» **WHAT THE EXERCISE ASKS**:
Look through the material and copy each line holding "subtitle".

[Figure record listings]
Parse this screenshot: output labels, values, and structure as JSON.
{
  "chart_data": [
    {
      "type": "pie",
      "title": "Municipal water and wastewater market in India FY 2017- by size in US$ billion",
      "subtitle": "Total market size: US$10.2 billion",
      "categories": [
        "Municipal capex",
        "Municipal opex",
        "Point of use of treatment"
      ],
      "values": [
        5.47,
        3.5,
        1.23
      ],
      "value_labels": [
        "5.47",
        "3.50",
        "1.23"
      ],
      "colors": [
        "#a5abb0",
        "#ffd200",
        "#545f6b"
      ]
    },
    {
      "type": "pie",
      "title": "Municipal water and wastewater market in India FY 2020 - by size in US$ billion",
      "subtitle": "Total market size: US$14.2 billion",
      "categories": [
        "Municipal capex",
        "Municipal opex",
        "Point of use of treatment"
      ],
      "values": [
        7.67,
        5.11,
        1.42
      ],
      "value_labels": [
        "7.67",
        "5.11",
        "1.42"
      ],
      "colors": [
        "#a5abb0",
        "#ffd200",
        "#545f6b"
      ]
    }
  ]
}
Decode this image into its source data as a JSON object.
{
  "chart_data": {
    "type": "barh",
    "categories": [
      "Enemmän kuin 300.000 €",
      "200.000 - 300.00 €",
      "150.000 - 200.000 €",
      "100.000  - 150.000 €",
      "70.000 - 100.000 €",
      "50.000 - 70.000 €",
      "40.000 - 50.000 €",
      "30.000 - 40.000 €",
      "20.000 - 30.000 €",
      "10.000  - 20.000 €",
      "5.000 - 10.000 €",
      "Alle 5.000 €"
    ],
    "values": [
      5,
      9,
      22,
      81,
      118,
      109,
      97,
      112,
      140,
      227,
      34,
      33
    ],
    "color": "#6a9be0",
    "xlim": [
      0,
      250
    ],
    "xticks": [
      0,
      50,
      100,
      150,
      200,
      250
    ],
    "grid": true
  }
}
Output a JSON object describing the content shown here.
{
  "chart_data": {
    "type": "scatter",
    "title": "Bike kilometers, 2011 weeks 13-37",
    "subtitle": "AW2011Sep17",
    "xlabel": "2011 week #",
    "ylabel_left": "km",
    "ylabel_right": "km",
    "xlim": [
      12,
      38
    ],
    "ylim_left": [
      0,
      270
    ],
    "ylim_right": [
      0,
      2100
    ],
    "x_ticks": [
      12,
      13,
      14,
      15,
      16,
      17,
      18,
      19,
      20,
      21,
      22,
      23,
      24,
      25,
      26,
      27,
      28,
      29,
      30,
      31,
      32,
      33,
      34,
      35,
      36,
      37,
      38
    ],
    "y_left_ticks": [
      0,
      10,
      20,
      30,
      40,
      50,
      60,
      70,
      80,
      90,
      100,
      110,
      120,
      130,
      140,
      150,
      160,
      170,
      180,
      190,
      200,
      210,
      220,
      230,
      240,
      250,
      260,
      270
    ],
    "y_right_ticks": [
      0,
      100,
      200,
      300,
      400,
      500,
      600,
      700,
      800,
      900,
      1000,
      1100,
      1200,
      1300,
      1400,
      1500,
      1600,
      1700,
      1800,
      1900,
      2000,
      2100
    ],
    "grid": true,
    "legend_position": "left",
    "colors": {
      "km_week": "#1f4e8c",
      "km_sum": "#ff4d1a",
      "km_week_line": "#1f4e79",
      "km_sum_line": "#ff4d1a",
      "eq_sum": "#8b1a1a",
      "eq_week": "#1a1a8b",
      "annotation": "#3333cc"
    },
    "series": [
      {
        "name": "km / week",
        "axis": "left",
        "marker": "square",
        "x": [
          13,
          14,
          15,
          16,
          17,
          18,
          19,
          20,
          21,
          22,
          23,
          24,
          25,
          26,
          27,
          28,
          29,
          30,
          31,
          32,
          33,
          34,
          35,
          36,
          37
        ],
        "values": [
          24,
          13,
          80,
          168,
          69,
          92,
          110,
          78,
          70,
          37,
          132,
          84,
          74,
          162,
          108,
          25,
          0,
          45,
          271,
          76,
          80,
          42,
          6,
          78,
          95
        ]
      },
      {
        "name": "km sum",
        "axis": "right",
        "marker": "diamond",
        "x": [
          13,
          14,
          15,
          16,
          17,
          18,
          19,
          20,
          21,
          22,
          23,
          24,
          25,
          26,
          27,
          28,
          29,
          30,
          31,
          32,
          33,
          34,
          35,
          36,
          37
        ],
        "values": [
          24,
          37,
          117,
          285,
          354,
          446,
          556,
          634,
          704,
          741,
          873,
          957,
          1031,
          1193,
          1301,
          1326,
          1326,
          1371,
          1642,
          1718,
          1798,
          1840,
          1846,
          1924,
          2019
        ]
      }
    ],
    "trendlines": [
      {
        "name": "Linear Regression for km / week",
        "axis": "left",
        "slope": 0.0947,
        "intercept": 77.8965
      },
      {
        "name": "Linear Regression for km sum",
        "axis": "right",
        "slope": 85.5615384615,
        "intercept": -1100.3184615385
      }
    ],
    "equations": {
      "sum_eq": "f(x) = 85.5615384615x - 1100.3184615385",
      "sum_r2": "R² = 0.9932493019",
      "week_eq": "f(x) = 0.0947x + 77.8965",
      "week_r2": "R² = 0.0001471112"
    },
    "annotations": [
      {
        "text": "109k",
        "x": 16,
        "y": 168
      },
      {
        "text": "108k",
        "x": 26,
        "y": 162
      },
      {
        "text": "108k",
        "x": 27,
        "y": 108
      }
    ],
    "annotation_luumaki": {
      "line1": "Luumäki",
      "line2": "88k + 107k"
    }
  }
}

» **EXERCISE ANSWER**:
      "subtitle": "Total market size: US$10.2 billion",
      "subtitle": "Total market size: US$14.2 billion",
    "subtitle": "AW2011Sep17",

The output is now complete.